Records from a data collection
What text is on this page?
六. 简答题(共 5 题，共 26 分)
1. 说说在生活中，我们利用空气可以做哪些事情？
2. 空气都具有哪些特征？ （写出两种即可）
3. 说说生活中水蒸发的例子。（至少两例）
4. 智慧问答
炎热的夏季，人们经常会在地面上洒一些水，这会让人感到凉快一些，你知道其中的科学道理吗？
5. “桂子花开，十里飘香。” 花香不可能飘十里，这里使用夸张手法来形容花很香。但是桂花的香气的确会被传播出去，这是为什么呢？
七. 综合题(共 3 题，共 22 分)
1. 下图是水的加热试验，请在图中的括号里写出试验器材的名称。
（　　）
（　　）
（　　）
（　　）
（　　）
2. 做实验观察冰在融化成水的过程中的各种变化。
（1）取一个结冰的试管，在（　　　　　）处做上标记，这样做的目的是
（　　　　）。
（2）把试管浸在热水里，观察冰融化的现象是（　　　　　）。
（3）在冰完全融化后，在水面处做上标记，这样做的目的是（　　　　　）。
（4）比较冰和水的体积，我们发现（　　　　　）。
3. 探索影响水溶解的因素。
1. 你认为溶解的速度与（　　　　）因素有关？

→ **Directions for this task**
Copy out the material above in its entirety. Every detail must match.

→ **Written answer**
What text is on this page?
六. 简答题(共 5 题，共 26 分)
1. 说说在生活中，我们利用空气可以做哪些事情？
2. 空气都具有哪些特征？ （写出两种即可）
3. 说说生活中水蒸发的例子。（至少两例）
4. 智慧问答
炎热的夏季，人们经常会在地面上洒一些水，这会让人感到凉快一些，你知道其中的科学道理吗？
5. “桂子花开，十里飘香。” 花香不可能飘十里，这里使用夸张手法来形容花很香。但是桂花的香气的确会被传播出去，这是为什么呢？
七. 综合题(共 3 题，共 22 分)
1. 下图是水的加热试验，请在图中的括号里写出试验器材的名称。
（　　）
（　　）
（　　）
（　　）
（　　）
2. 做实验观察冰在融化成水的过程中的各种变化。
（1）取一个结冰的试管，在（　　　　　）处做上标记，这样做的目的是
（　　　　）。
（2）把试管浸在热水里，观察冰融化的现象是（　　　　　）。
（3）在冰完全融化后，在水面处做上标记，这样做的目的是（　　　　　）。
（4）比较冰和水的体积，我们发现（　　　　　）。
3. 探索影响水溶解的因素。
1. 你认为溶解的速度与（　　　　）因素有关？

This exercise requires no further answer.